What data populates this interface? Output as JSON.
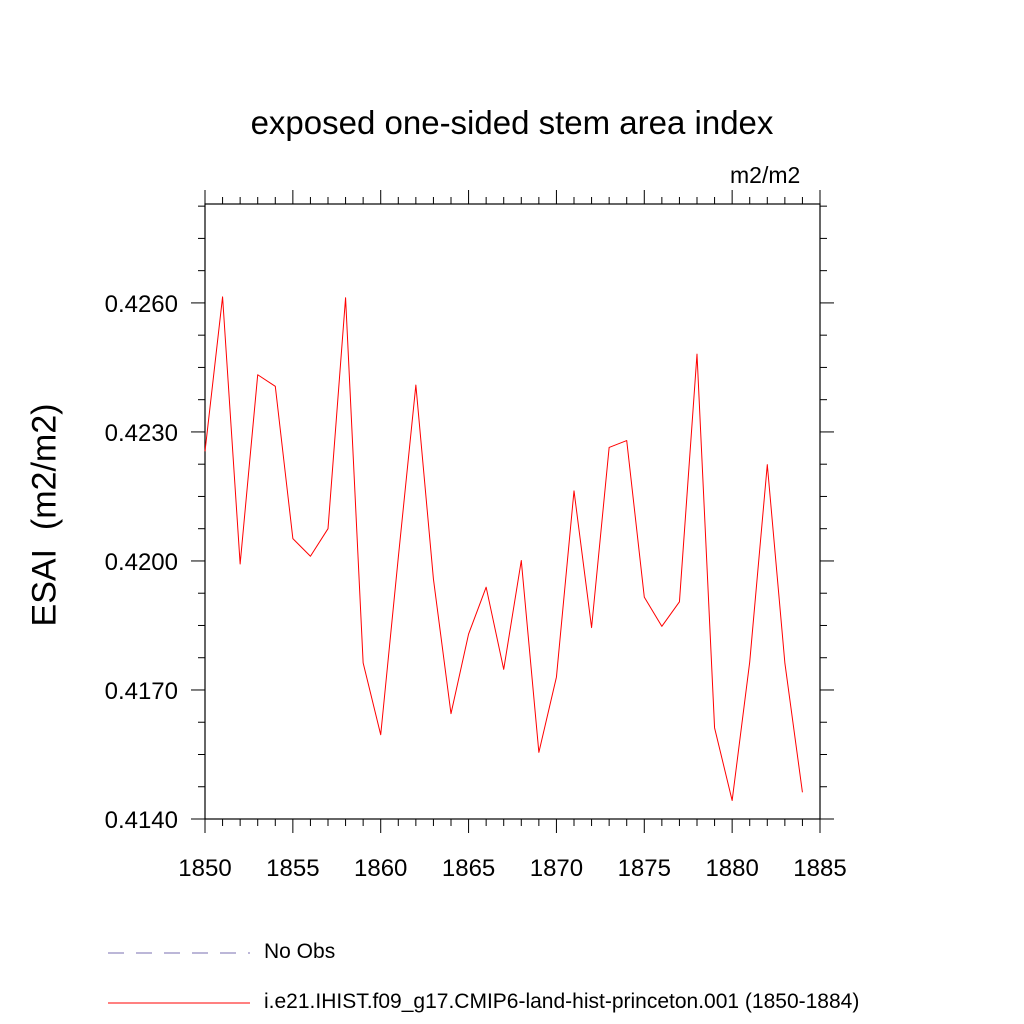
{
  "chart_data": {
    "type": "line",
    "title": "exposed one-sided stem area index",
    "units_label": "m2/m2",
    "ylabel": "ESAI  (m2/m2)",
    "xlabel": "",
    "xlim": [
      1850,
      1885
    ],
    "ylim": [
      0.414,
      0.4283
    ],
    "x_ticks": [
      "1850",
      "1855",
      "1860",
      "1865",
      "1870",
      "1875",
      "1880",
      "1885"
    ],
    "y_ticks": [
      "0.4140",
      "0.4170",
      "0.4200",
      "0.4230",
      "0.4260"
    ],
    "grid": false,
    "legend_position": "bottom",
    "series": [
      {
        "name": "No Obs",
        "color": "#7a6fb0",
        "style": "dashed",
        "x": [],
        "values": []
      },
      {
        "name": "i.e21.IHIST.f09_g17.CMIP6-land-hist-princeton.001 (1850-1884)",
        "color": "#ff0000",
        "style": "solid",
        "x": [
          1850,
          1851,
          1852,
          1853,
          1854,
          1855,
          1856,
          1857,
          1858,
          1859,
          1860,
          1861,
          1862,
          1863,
          1864,
          1865,
          1866,
          1867,
          1868,
          1869,
          1870,
          1871,
          1872,
          1873,
          1874,
          1875,
          1876,
          1877,
          1878,
          1879,
          1880,
          1881,
          1882,
          1883,
          1884
        ],
        "values": [
          0.42255,
          0.42614,
          0.41993,
          0.42433,
          0.42406,
          0.42052,
          0.42011,
          0.42075,
          0.42612,
          0.41763,
          0.41596,
          0.42008,
          0.42409,
          0.41958,
          0.41645,
          0.4183,
          0.41939,
          0.41748,
          0.42001,
          0.41555,
          0.4173,
          0.42163,
          0.41845,
          0.42264,
          0.4228,
          0.41916,
          0.41848,
          0.41905,
          0.42481,
          0.41612,
          0.41443,
          0.41765,
          0.42224,
          0.41763,
          0.41462
        ]
      }
    ]
  }
}
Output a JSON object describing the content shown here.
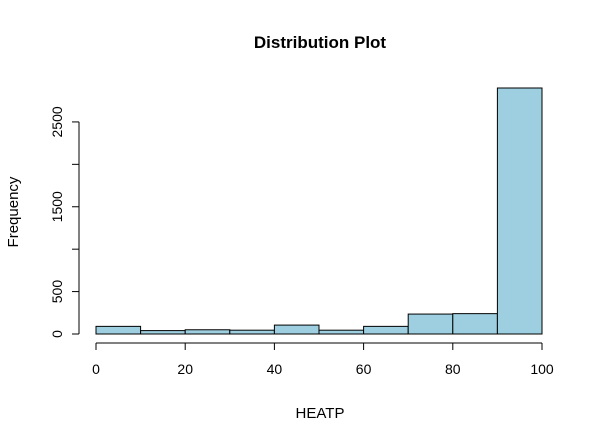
{
  "chart_data": {
    "type": "bar",
    "title": "Distribution Plot",
    "xlabel": "HEATP",
    "ylabel": "Frequency",
    "bins": [
      {
        "from": 0,
        "to": 10,
        "count": 90
      },
      {
        "from": 10,
        "to": 20,
        "count": 40
      },
      {
        "from": 20,
        "to": 30,
        "count": 50
      },
      {
        "from": 30,
        "to": 40,
        "count": 45
      },
      {
        "from": 40,
        "to": 50,
        "count": 105
      },
      {
        "from": 50,
        "to": 60,
        "count": 45
      },
      {
        "from": 60,
        "to": 70,
        "count": 90
      },
      {
        "from": 70,
        "to": 80,
        "count": 235
      },
      {
        "from": 80,
        "to": 90,
        "count": 240
      },
      {
        "from": 90,
        "to": 100,
        "count": 2900
      }
    ],
    "xlim": [
      0,
      100
    ],
    "ylim": [
      0,
      2900
    ],
    "x_ticks": [
      0,
      20,
      40,
      60,
      80,
      100
    ],
    "y_ticks": [
      0,
      500,
      1500,
      2500
    ],
    "y_minor_ticks": [
      1000,
      2000
    ],
    "bar_color": "#9ecfe0",
    "grid": false,
    "legend": "none"
  }
}
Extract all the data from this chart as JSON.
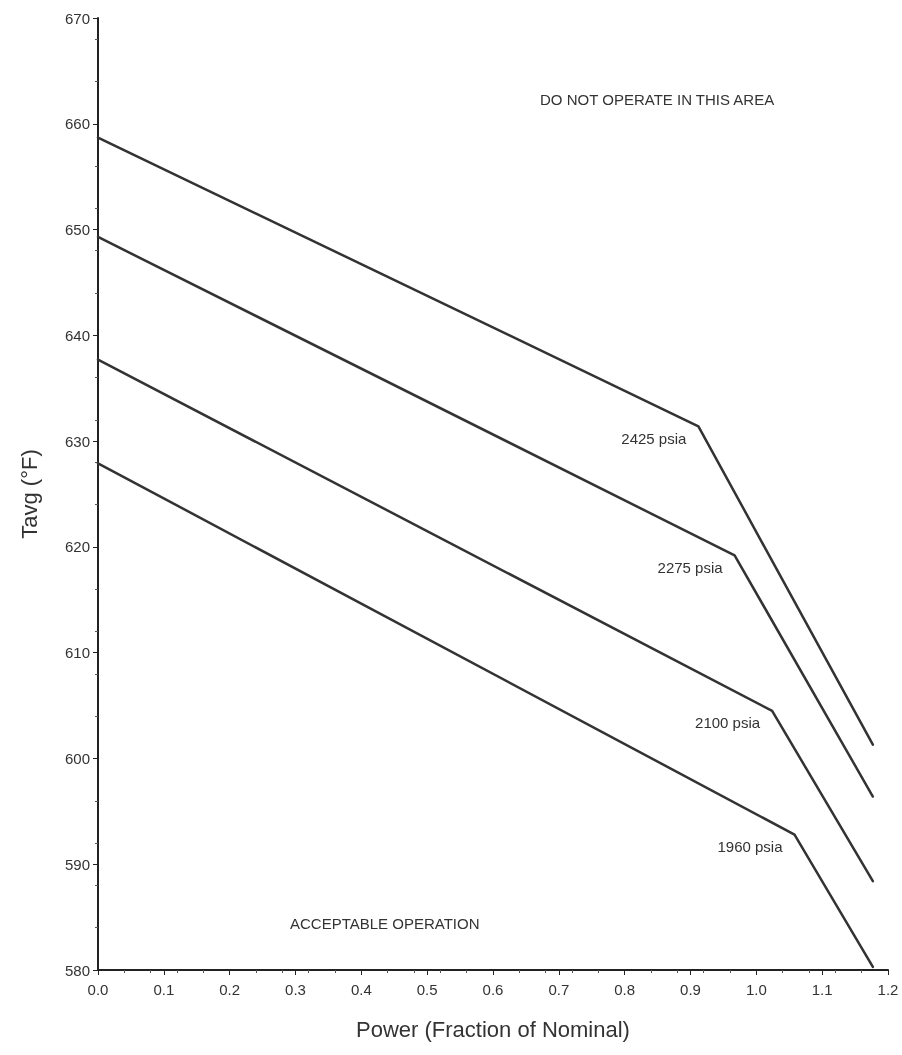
{
  "chart_data": {
    "type": "line",
    "xlabel": "Power (Fraction of Nominal)",
    "ylabel": "Tavg (°F)",
    "xlim": [
      0,
      1.2
    ],
    "xticks": [
      {
        "value": 0,
        "label": "0.0"
      },
      0.1,
      0.2,
      0.3,
      0.4,
      0.5,
      0.6,
      0.7,
      0.8,
      0.9,
      {
        "value": 1,
        "label": "1.0"
      },
      1.1,
      1.2
    ],
    "ylim": [
      580,
      670
    ],
    "yticks": [
      580,
      590,
      600,
      610,
      620,
      630,
      640,
      650,
      660,
      670
    ],
    "grid": false,
    "legend": false,
    "marker": "none",
    "line_style": "solid",
    "series": [
      {
        "name": "2425 psia",
        "color": "#333333",
        "x": [
          0,
          0.912,
          1.177
        ],
        "values": [
          658.7,
          631.4,
          601.3
        ]
      },
      {
        "name": "2275 psia",
        "color": "#333333",
        "x": [
          0,
          0.967,
          1.177
        ],
        "values": [
          649.3,
          619.2,
          596.4
        ]
      },
      {
        "name": "2100 psia",
        "color": "#333333",
        "x": [
          0,
          1.024,
          1.177
        ],
        "values": [
          637.7,
          604.5,
          588.4
        ]
      },
      {
        "name": "1960 psia",
        "color": "#333333",
        "x": [
          0,
          1.058,
          1.177
        ],
        "values": [
          627.9,
          592.8,
          580.3
        ]
      }
    ],
    "annotations": [
      "DO NOT OPERATE IN THIS AREA",
      "ACCEPTABLE OPERATION"
    ]
  }
}
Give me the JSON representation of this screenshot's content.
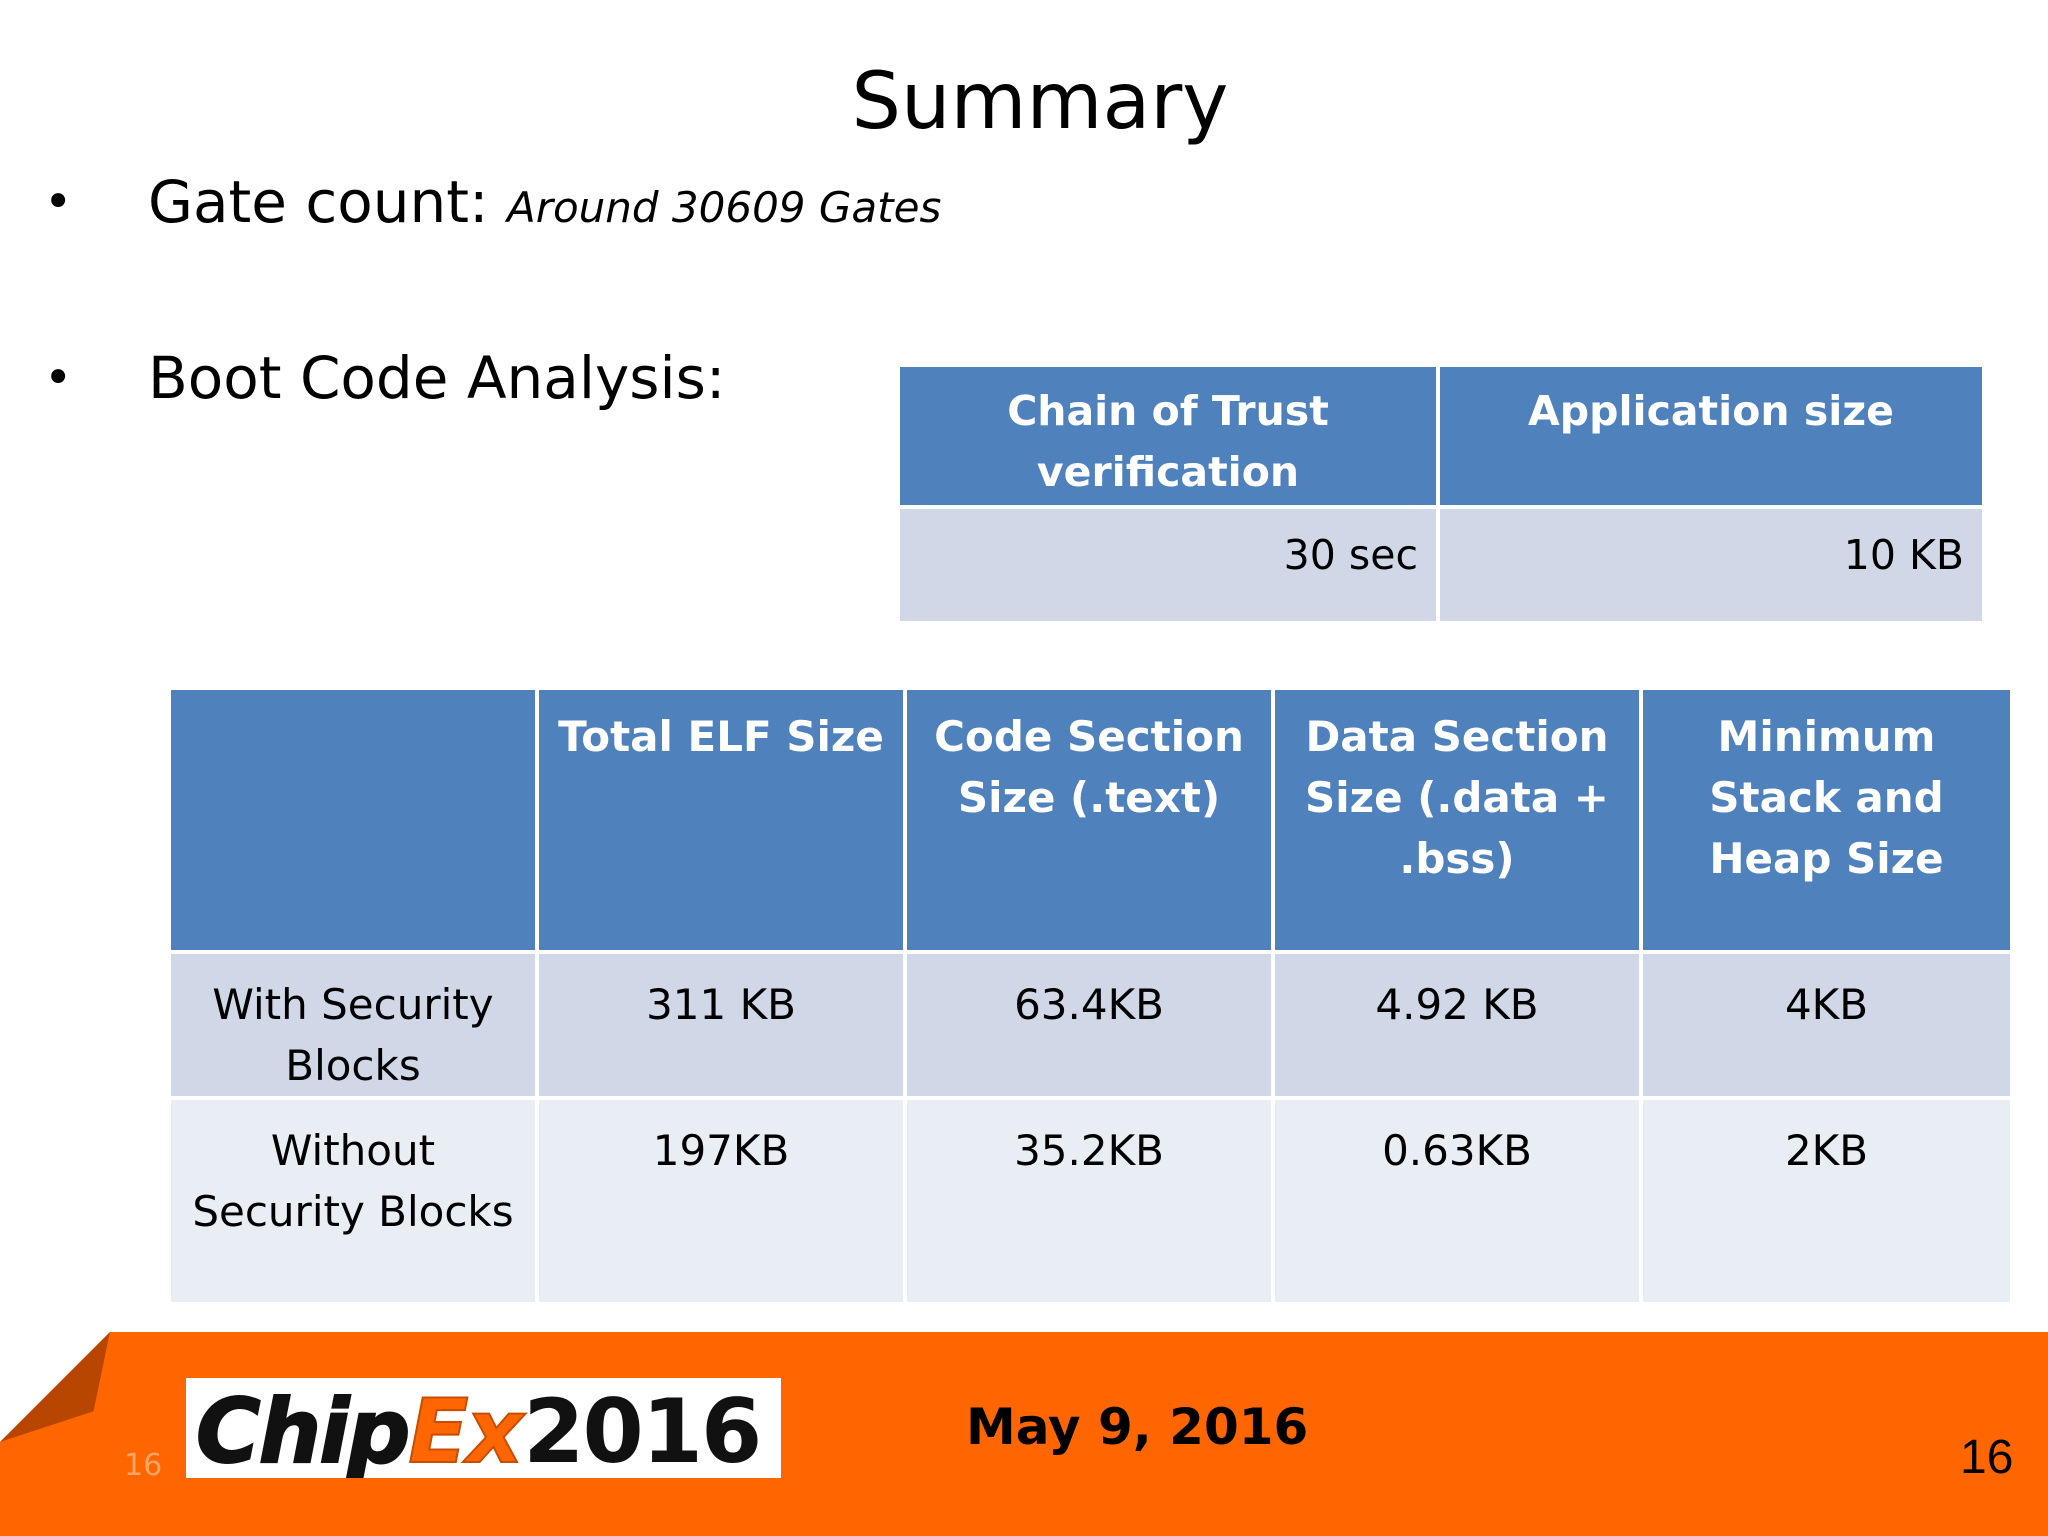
{
  "slide": {
    "title": "Summary",
    "bullets": [
      {
        "label": "Gate count: ",
        "value": "Around 30609 Gates"
      },
      {
        "label": "Boot Code Analysis:",
        "value": ""
      }
    ],
    "bullet_char": "•"
  },
  "trust_table": {
    "headers": [
      "Chain of Trust verification",
      "Application size"
    ],
    "rows": [
      [
        "30 sec",
        "10 KB"
      ]
    ]
  },
  "elf_table": {
    "headers": [
      "",
      "Total ELF Size",
      "Code Section Size (.text)",
      "Data Section Size (.data + .bss)",
      "Minimum Stack and Heap Size"
    ],
    "rows": [
      [
        "With Security Blocks",
        "311 KB",
        "63.4KB",
        "4.92 KB",
        "4KB"
      ],
      [
        "Without Security Blocks",
        "197KB",
        "35.2KB",
        "0.63KB",
        "2KB"
      ]
    ]
  },
  "footer": {
    "logo_text_chip": "Chip",
    "logo_text_ex": "Ex",
    "logo_text_year": "2016",
    "date": "May 9, 2016",
    "page_number": "16",
    "small_page_number": "16",
    "colors": {
      "bar": "#ff6600",
      "logo_orange": "#ff6600",
      "header_blue": "#4f81bd"
    }
  }
}
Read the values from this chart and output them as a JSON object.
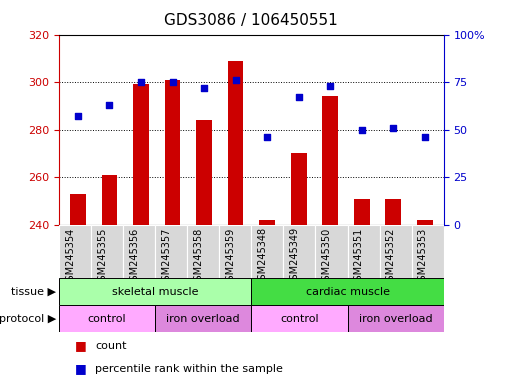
----------
- [EXERCISE AIM] Pull out all lines from the listing that contain the string "Code".

- [RESULT FOR THIS EXERCISE]
        "label": "Boot Code Analysis:",
      "Code Section Size (.text)",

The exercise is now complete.